> PROVIDED TEXT

Data Sharing Systems - Why Is Data Sharing Hard? | Part 3 of 7
Jeff Lawrence - Common Grant Application - July 2026
Even a well-intentioned data sharing system faces a long list of technical and operational hurdles. Here
are some of the most significant:
- Privacy. How will a data sharing system manage nonprofit privacy? Although General Data Protection Regulations
(GDPR) is a European standard, it's worth designing with it in mind - California's privacy rules and likely
future U.S. standards will probably follow its lead. Will the system be a data processor or a data controller
under these frameworks? How will conflicting rights be managed if a nonprofit grants different rights to
different grantmakers? How will data aging rules be established when different grantmakers have different
data retention requirements - especially for sensitive information like FAFSA data on scholarship applications?
- Security. What mechanisms will protect the system from unauthorized access? What user roles and authorities
will exist? How will identity be verified when a nonprofit needs to transfer control of its information to
a new contact - something we see happen frequently as a Grant Management System (GMS) provider? Will multiple nonprofit users be allowed
to work on the same information, or will each maintain their own version? If the latter, what rules will
determine which version gets shared?
- Availability. Will the system need to go down for updates? How will downtime be coordinated with grantmakers
who may be in the middle of an application cycle? Who monitors the system and responds to failures? What happens
if the system goes offline during a critical deadline window - do GMS providers collect information locally and sync later?
- Maintenance. How will code updates be communicated and tested across GMS providers? Changes to schemas, data
types, allowable values, and API protocols all have downstream effects. Will backward compatibility be maintained
so providers who haven't updated yet don't experience breaking changes?

> LISTED ENTRIES
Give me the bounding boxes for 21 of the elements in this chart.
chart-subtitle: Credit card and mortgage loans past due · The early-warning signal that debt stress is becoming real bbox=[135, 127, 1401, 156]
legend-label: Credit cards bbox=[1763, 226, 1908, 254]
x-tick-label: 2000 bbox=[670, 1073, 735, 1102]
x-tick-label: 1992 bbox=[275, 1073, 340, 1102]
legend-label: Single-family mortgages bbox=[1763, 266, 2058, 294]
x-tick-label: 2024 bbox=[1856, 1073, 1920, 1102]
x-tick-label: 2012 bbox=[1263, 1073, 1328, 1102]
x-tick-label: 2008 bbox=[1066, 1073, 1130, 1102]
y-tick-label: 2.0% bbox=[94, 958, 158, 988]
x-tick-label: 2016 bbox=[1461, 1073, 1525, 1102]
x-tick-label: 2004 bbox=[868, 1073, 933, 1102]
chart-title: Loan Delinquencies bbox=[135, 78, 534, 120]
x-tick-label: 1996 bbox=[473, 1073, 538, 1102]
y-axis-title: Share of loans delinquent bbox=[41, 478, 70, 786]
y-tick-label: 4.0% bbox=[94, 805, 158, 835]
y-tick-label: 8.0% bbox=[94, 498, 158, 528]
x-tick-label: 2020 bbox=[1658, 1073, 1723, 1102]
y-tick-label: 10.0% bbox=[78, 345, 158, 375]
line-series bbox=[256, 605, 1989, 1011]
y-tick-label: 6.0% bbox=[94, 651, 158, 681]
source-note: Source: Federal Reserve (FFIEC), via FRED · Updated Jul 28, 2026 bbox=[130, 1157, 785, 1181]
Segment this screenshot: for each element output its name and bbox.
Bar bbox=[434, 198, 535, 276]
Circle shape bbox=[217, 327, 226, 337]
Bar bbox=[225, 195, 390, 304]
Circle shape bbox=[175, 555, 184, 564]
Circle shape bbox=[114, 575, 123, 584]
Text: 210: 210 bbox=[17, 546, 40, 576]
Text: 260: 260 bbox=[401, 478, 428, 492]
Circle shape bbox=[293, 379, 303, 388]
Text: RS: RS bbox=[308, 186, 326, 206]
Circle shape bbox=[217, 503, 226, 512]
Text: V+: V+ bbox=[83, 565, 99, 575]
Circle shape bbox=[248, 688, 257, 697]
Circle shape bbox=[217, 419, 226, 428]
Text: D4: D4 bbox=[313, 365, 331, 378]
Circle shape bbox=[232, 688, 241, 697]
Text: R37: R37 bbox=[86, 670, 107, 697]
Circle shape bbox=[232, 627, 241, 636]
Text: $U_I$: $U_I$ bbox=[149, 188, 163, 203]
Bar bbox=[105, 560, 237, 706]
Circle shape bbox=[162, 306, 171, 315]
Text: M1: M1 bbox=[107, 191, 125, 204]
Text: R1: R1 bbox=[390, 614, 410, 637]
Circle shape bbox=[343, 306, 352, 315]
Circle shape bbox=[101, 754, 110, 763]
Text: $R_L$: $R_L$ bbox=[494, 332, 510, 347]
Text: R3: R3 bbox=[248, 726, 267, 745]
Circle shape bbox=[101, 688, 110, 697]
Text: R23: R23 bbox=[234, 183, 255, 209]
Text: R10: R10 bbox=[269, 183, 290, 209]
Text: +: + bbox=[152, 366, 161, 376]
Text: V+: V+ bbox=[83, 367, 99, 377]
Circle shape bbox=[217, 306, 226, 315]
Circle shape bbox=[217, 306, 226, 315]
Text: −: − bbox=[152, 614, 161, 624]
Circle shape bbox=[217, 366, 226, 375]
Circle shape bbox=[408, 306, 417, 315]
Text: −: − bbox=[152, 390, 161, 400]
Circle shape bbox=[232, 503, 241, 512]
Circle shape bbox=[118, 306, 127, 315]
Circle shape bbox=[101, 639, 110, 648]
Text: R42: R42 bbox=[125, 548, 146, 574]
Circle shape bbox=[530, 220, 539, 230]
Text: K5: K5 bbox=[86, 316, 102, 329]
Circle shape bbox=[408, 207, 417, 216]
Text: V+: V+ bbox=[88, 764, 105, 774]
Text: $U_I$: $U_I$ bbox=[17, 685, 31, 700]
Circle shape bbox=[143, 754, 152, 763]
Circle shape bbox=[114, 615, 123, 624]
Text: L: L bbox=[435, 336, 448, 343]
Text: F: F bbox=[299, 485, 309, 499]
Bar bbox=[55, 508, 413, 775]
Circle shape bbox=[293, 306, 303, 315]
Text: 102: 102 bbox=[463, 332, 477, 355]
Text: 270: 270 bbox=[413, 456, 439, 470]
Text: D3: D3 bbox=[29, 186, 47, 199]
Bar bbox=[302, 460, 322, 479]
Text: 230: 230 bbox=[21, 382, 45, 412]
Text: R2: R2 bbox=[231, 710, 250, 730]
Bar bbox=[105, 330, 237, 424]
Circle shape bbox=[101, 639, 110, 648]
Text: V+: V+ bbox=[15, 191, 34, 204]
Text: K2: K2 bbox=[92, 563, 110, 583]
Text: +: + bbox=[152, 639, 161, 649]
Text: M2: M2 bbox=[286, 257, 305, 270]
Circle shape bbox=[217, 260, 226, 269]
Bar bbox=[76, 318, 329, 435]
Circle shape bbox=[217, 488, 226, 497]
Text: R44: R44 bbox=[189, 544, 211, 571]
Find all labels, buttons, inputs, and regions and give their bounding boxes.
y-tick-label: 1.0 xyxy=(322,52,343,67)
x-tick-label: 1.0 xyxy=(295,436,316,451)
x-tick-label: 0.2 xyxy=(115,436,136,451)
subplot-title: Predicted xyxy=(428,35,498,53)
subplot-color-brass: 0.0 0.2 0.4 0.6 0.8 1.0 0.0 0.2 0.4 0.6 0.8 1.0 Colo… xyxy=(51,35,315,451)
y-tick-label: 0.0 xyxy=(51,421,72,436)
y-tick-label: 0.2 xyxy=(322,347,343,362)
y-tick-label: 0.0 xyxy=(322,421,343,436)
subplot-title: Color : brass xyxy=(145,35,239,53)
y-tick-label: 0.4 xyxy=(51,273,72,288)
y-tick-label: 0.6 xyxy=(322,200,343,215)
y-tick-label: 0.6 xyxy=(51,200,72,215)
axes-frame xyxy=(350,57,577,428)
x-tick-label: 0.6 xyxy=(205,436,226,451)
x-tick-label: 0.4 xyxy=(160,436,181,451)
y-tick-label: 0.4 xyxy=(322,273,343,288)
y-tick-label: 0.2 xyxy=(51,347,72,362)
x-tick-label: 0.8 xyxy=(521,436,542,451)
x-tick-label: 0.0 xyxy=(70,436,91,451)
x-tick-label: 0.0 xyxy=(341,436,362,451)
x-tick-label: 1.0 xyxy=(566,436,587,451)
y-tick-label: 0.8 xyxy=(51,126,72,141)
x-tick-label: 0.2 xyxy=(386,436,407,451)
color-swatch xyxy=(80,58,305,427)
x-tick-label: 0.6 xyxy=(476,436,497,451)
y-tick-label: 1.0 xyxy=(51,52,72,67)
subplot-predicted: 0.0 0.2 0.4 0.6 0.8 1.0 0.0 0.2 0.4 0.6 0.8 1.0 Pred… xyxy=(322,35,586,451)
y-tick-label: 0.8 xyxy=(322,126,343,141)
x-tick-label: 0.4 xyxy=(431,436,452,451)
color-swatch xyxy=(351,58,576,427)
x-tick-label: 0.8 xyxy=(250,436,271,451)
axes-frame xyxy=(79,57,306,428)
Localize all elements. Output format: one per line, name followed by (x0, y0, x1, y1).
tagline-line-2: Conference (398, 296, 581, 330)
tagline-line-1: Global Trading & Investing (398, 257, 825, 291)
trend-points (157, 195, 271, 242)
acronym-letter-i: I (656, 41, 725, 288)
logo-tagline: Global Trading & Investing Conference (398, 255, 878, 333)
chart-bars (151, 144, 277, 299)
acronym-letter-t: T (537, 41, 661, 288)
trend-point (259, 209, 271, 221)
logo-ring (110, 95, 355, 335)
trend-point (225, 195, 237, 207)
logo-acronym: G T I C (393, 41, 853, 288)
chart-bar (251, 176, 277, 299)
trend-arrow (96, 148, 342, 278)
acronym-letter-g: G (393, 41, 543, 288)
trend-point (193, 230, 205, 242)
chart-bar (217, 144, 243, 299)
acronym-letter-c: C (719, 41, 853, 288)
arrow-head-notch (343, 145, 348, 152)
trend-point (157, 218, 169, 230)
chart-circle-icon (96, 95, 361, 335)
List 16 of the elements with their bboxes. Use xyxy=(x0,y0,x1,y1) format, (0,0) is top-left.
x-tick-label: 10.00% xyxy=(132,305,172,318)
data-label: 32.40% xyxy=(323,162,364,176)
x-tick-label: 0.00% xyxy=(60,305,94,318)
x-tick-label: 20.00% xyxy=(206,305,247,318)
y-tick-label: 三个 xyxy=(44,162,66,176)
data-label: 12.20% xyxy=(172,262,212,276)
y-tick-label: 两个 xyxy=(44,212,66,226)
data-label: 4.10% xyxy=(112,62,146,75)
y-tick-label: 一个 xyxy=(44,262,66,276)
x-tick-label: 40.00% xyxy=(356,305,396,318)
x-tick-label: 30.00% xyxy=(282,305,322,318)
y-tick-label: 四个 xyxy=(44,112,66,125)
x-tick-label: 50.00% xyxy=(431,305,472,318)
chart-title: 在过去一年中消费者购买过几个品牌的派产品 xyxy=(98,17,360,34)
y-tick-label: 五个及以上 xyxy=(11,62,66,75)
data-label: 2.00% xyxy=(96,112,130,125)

> TASK PROMPT
Copy word for word the passage of the data sharing article starting at "- Availability. Will" and ending at "and sync later?".

> SOLUTION TO THIS TASK
- Availability. Will the system need to go down for updates? How will downtime be coordinated with grantmakers
who may be in the middle of an application cycle? Who monitors the system and responds to failures? What happens
if the system goes offline during a critical deadline window - do GMS providers collect information locally and sync later?